→ **TEXT PROVIDED**:
Adrienne Albert facts for kids
Adrienne Albert (born 1941) is an American composer living and working in Santa Monica, California. Although relatively new to composition, Albert is established in the field with a 2006 NEA grant for a symphony about Homer, Alaska, completed in 2007, and various other commissions, artist in residencies, and awards. Albert's work is performed internationally, in the US, in Europe, and extends to a recent set of Chinese performances.
Vocal performer
Albert’s first professional work in music was as a mezzo-soprano soloist. She collaborated with Leonard Bernstein, Philip Glass, Gunther Schuller, and Igor Stravinsky, among others. Her voice was preferred for parts written for pre-adolescent boys, and Igor Stravinsky is said to have referred to her as his "favorite boy alto". Stravinsky’s fondness for the ambiguously gendered quality of her voice was such that he used Albert as the alto soloist in his Mass. Ms. Albert’s vocal career began while attending UCLA. While singing with the Gregg Smith Singers she worked with Stravinsky on many occasions and recorded three more solo recordings with him, including his Four Russian Songs for Flute, Harp, Guitar, and Voice, Cantata, and his last original composition, The Owl and the Pussycat, with Robert Craft accompanying.

→ **REQUIREMENT A**:
In the Adrienne Albert biography, list the people named in the sentence that begins "She collaborated with".
The records that follow have no connection to the text about Adrienne Albert.

Dataset records:
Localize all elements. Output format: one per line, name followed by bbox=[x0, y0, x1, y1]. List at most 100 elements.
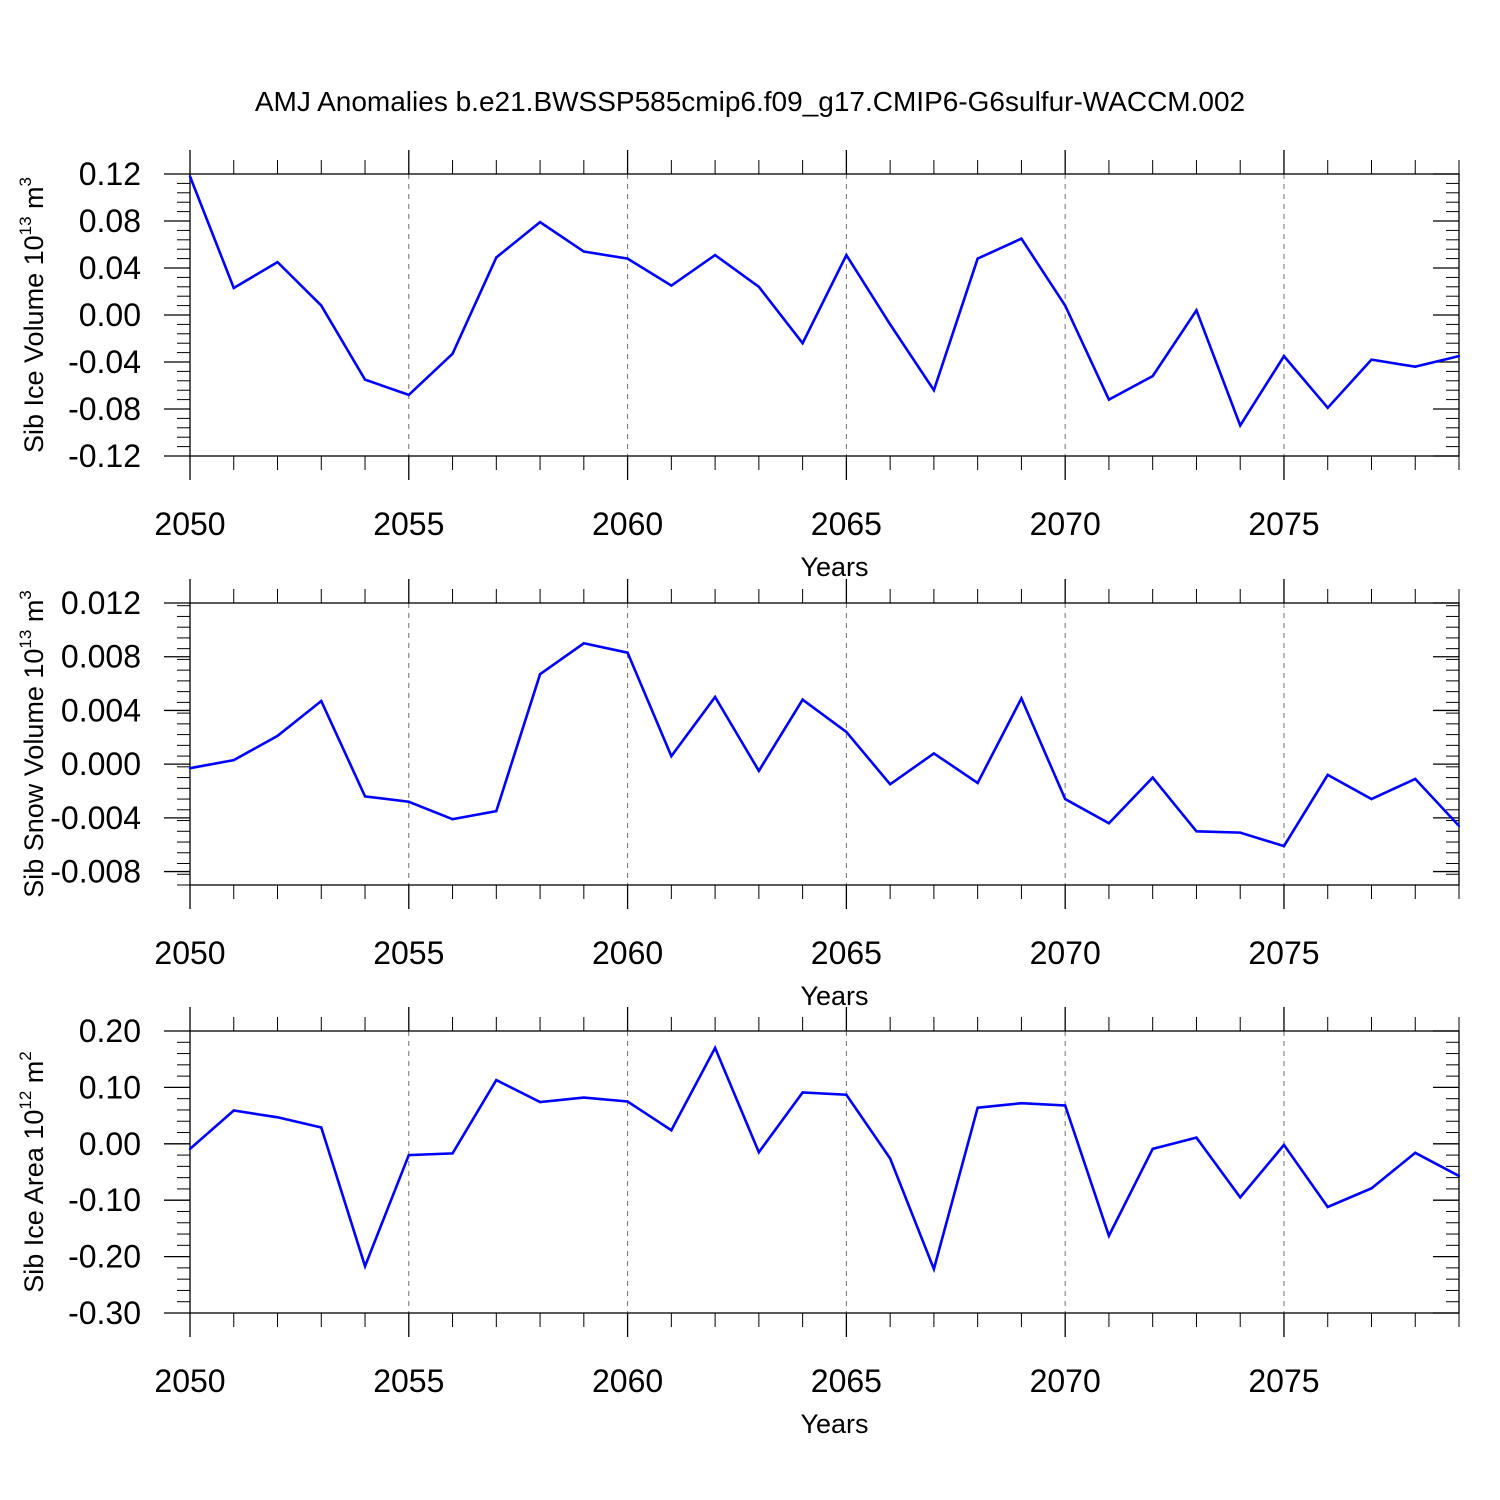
data-point bbox=[932, 752, 936, 755]
data-point bbox=[188, 175, 192, 178]
y-tick-label: -0.08 bbox=[68, 391, 141, 427]
x-tick-label: 2050 bbox=[154, 935, 225, 971]
y-tick-label: 0.008 bbox=[61, 639, 141, 675]
y-tick-label: 0.08 bbox=[79, 203, 141, 239]
data-point bbox=[1414, 365, 1417, 368]
data-point bbox=[1195, 830, 1198, 833]
data-point bbox=[1151, 1147, 1154, 1151]
data-point bbox=[1370, 797, 1373, 801]
x-tick-label: 2070 bbox=[1030, 506, 1101, 542]
data-point bbox=[845, 730, 848, 734]
x-tick-label: 2060 bbox=[592, 506, 663, 542]
series-line bbox=[188, 175, 1460, 429]
data-point bbox=[1063, 304, 1067, 307]
data-point bbox=[976, 781, 979, 785]
data-point bbox=[188, 766, 192, 770]
data-point bbox=[1151, 776, 1154, 779]
data-point bbox=[888, 783, 892, 786]
data-point bbox=[932, 389, 936, 392]
x-tick-label: 2065 bbox=[811, 1363, 882, 1399]
data-point bbox=[801, 1091, 804, 1094]
panel-1: 2050 2055 2060 2065 2070 2075 Years -0.12 -0.08 -… bbox=[16, 150, 1461, 582]
x-axis-label: Years bbox=[800, 1409, 868, 1439]
data-point bbox=[845, 253, 848, 257]
x-tick-label: 2050 bbox=[154, 1363, 225, 1399]
data-point bbox=[1282, 844, 1286, 848]
y-tick-label: -0.20 bbox=[68, 1239, 141, 1275]
y-tick-label: 0.00 bbox=[79, 1126, 141, 1162]
data-point bbox=[1107, 822, 1111, 825]
data-point bbox=[1020, 697, 1023, 700]
data-point bbox=[495, 256, 498, 259]
y-axis-label-prefix: Sib Ice Area 10 bbox=[19, 1110, 49, 1293]
data-point bbox=[670, 284, 673, 287]
data-point bbox=[1326, 773, 1329, 777]
data-point bbox=[363, 795, 367, 798]
data-point bbox=[976, 1106, 979, 1109]
data-point bbox=[1195, 1136, 1198, 1139]
chart-title: AMJ Anomalies b.e21.BWSSP585cmip6.f09_g1… bbox=[255, 86, 1245, 117]
data-point bbox=[582, 250, 586, 253]
data-point bbox=[1151, 374, 1154, 378]
data-point bbox=[451, 1152, 454, 1155]
series-line bbox=[189, 1044, 1460, 1274]
y-axis-label-unit: m bbox=[19, 186, 49, 216]
x-tick-label: 2055 bbox=[373, 506, 444, 542]
y-tick-label: -0.30 bbox=[68, 1295, 141, 1331]
data-point bbox=[976, 257, 979, 260]
plot-frame bbox=[189, 602, 1460, 886]
x-tick-label: 2055 bbox=[373, 1363, 444, 1399]
data-point bbox=[1195, 309, 1198, 312]
data-point bbox=[1457, 354, 1461, 358]
data-point bbox=[1107, 1234, 1111, 1237]
data-point bbox=[582, 1096, 586, 1099]
y-axis-label-unit-exp: 2 bbox=[16, 1051, 35, 1060]
data-point bbox=[626, 651, 629, 654]
y-axis-label: Sib Ice Volume 1013 m3 bbox=[16, 177, 49, 453]
data-point bbox=[1020, 1101, 1023, 1105]
data-point bbox=[276, 1116, 279, 1119]
x-tick-label: 2070 bbox=[1030, 935, 1101, 971]
y-tick-label: -0.04 bbox=[68, 344, 141, 380]
x-tick-label: 2060 bbox=[592, 935, 663, 971]
data-point bbox=[626, 1100, 629, 1103]
y-axis-label-exp: 13 bbox=[16, 630, 35, 649]
data-point bbox=[757, 1151, 761, 1154]
data-point bbox=[1414, 777, 1417, 781]
data-point bbox=[495, 1078, 498, 1082]
data-point bbox=[1239, 1196, 1242, 1199]
data-point bbox=[1063, 797, 1067, 801]
data-point bbox=[495, 809, 498, 813]
data-point bbox=[1457, 824, 1461, 828]
y-tick-label: -0.10 bbox=[68, 1182, 141, 1218]
data-point bbox=[582, 642, 586, 645]
x-tick-label: 2070 bbox=[1030, 1363, 1101, 1399]
data-point bbox=[232, 758, 235, 762]
data-point bbox=[363, 378, 367, 381]
data-point bbox=[407, 1153, 410, 1157]
data-point bbox=[320, 304, 323, 307]
y-tick-label: 0.000 bbox=[61, 746, 141, 782]
data-point bbox=[670, 754, 673, 758]
x-tick-label: 2075 bbox=[1248, 1363, 1319, 1399]
data-point bbox=[1457, 1174, 1461, 1178]
x-tick-label: 2075 bbox=[1248, 506, 1319, 542]
y-axis-label-prefix: Sib Ice Volume 10 bbox=[19, 235, 49, 453]
y-axis-label-unit: m bbox=[19, 1061, 49, 1091]
data-point bbox=[407, 800, 410, 803]
data-point bbox=[276, 734, 279, 738]
data-point bbox=[1282, 1143, 1286, 1147]
data-point bbox=[1370, 1187, 1373, 1190]
data-point bbox=[1107, 398, 1111, 401]
data-point bbox=[888, 1157, 892, 1160]
data-point bbox=[320, 699, 323, 703]
series-line bbox=[189, 641, 1460, 848]
data-point bbox=[713, 1046, 717, 1050]
x-tick-label: 2065 bbox=[811, 935, 882, 971]
data-point bbox=[538, 220, 542, 224]
data-point bbox=[363, 1264, 367, 1268]
data-point bbox=[451, 818, 454, 821]
y-tick-label: 0.10 bbox=[79, 1069, 141, 1105]
plot-frame bbox=[189, 173, 1460, 457]
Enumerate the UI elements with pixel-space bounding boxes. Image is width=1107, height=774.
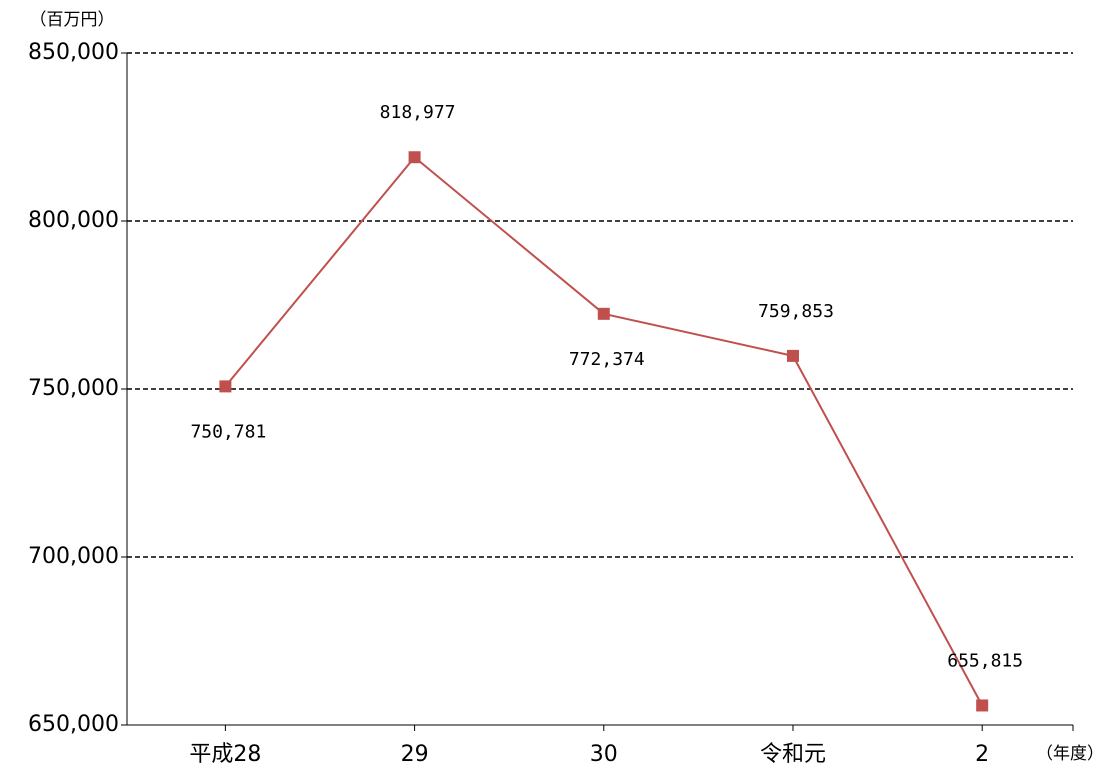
x-axis-label: （年度） [1036,744,1104,764]
data-label: 818,977 [380,102,456,123]
data-label: 655,815 [947,650,1023,671]
y-tick-label: 750,000 [28,376,119,401]
x-tick-label: 2 [975,742,989,767]
series-line [224,155,984,706]
data-point [786,349,799,362]
data-label: 772,374 [569,349,645,370]
y-axis-label: （百万円） [30,10,115,30]
data-label: 759,853 [758,301,834,322]
data-point [219,380,232,393]
data-point [408,151,421,164]
x-tick-label: 平成28 [189,742,261,767]
x-tick-label: 29 [401,742,429,767]
y-tick-label: 700,000 [28,544,119,569]
x-tick-label: 30 [590,742,618,767]
data-point [597,307,610,320]
x-tick-label: 令和元 [760,742,826,767]
y-tick-label: 650,000 [28,712,119,737]
data-label: 750,781 [190,421,266,442]
y-tick-label: 850,000 [28,40,119,65]
data-point [976,699,989,712]
y-tick-label: 800,000 [28,208,119,233]
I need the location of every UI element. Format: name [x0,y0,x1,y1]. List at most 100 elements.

→ **REQUIREMENT B**:
Collect every line of the records that contains the string "elements".

→ **EXERCISE SOLUTION A**:
Leonard Bernstein, Philip Glass, Gunther Schuller, and Igor Stravinsky

→ **EXERCISE SOLUTION B**:
Localize all elements. Output format: one per line, name followed by bbox=[x0, y0, x1, y1]. List at most 100 elements.
Enumerate the UI elements with pixel-space bounding boxes. Image is width=1107, height=774.
I need the location of every UI element. Format: name [x0,y0,x1,y1]. List at most 100 elements.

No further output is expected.